--- What to work on ---
In your copy, leave out the pictures; write out all the data exactly.

--- Exercise material ---
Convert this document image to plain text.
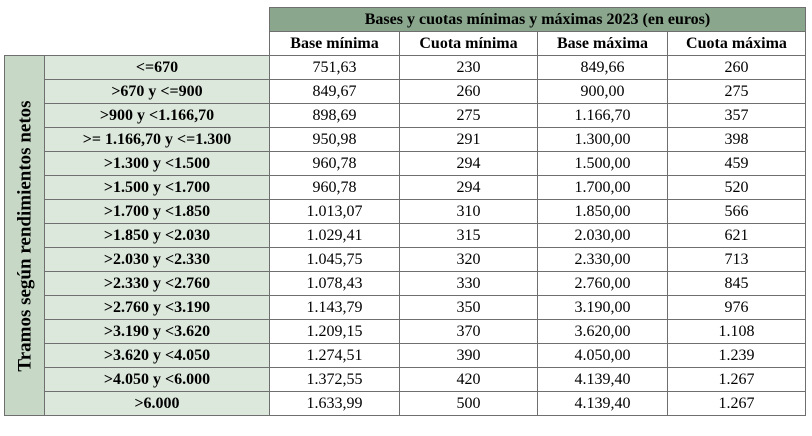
		Bases y cuotas mínimas y máximas 2023 (en euros)			
		Base mínima	Cuota mínima	Base máxima	Cuota máxima

Tramos según rendimientos netos	<=670	751,63	230	849,66	260
	>670 y <=900	849,67	260	900,00	275
	>900 y <1.166,70	898,69	275	1.166,70	357
	>= 1.166,70 y <=1.300	950,98	291	1.300,00	398
	>1.300 y <1.500	960,78	294	1.500,00	459
	>1.500 y <1.700	960,78	294	1.700,00	520
	>1.700 y <1.850	1.013,07	310	1.850,00	566
	>1.850 y <2.030	1.029,41	315	2.030,00	621
	>2.030 y <2.330	1.045,75	320	2.330,00	713
	>2.330 y <2.760	1.078,43	330	2.760,00	845
	>2.760 y <3.190	1.143,79	350	3.190,00	976
	>3.190 y <3.620	1.209,15	370	3.620,00	1.108
	>3.620 y <4.050	1.274,51	390	4.050,00	1.239
	>4.050 y <6.000	1.372,55	420	4.139,40	1.267
	>6.000	1.633,99	500	4.139,40	1.267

--- Answer for the task ---
Convert this document image to plain text.
		Bases y cuotas mínimas y máximas 2023 (en euros)			
		Base mínima	Cuota mínima	Base máxima	Cuota máxima

Tramos según rendimientos netos	<=670	751,63	230	849,66	260
	>670 y <=900	849,67	260	900,00	275
	>900 y <1.166,70	898,69	275	1.166,70	357
	>= 1.166,70 y <=1.300	950,98	291	1.300,00	398
	>1.300 y <1.500	960,78	294	1.500,00	459
	>1.500 y <1.700	960,78	294	1.700,00	520
	>1.700 y <1.850	1.013,07	310	1.850,00	566
	>1.850 y <2.030	1.029,41	315	2.030,00	621
	>2.030 y <2.330	1.045,75	320	2.330,00	713
	>2.330 y <2.760	1.078,43	330	2.760,00	845
	>2.760 y <3.190	1.143,79	350	3.190,00	976
	>3.190 y <3.620	1.209,15	370	3.620,00	1.108
	>3.620 y <4.050	1.274,51	390	4.050,00	1.239
	>4.050 y <6.000	1.372,55	420	4.139,40	1.267
	>6.000	1.633,99	500	4.139,40	1.267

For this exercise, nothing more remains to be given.